GOAL =>
Reproduce each line bearing the word "tabulares".

Collected data

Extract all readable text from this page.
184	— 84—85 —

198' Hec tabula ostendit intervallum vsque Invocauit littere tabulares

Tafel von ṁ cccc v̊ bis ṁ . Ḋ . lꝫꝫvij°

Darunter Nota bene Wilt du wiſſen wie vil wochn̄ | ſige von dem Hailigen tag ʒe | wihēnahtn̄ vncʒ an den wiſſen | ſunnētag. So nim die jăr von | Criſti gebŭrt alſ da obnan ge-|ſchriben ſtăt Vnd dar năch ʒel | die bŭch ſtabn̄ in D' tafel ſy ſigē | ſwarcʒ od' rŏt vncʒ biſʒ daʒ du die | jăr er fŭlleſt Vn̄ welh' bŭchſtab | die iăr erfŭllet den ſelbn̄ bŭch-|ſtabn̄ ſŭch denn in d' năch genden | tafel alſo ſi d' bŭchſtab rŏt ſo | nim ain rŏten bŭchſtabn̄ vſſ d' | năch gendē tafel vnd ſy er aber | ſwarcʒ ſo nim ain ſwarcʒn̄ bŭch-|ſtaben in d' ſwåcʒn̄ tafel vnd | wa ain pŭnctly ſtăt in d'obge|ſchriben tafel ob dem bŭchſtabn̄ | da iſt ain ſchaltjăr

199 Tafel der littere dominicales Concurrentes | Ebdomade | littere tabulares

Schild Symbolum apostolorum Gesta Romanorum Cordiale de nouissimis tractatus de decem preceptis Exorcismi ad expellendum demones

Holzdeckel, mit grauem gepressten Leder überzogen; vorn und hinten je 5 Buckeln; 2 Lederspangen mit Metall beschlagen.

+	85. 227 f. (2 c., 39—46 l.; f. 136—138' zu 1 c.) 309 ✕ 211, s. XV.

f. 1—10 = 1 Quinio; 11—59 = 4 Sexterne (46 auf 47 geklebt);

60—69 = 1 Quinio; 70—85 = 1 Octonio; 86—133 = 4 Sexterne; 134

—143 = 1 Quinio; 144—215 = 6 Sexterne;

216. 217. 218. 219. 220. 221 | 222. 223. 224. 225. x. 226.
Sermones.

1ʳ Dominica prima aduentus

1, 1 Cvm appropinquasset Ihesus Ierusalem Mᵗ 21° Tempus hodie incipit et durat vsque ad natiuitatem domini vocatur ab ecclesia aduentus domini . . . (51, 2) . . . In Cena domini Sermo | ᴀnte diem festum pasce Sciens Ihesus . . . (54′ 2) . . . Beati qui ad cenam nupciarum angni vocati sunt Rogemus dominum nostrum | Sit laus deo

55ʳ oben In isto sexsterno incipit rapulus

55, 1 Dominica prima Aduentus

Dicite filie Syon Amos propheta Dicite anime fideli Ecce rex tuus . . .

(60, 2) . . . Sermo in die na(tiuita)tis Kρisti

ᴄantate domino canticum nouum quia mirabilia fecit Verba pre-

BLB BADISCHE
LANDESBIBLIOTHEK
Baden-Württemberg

THE OUTPUT =>
198' Hec tabula ostendit intervallum vsque Invocauit littere tabulares
199 Tafel der littere dominicales Concurrentes | Ebdomade | littere tabulares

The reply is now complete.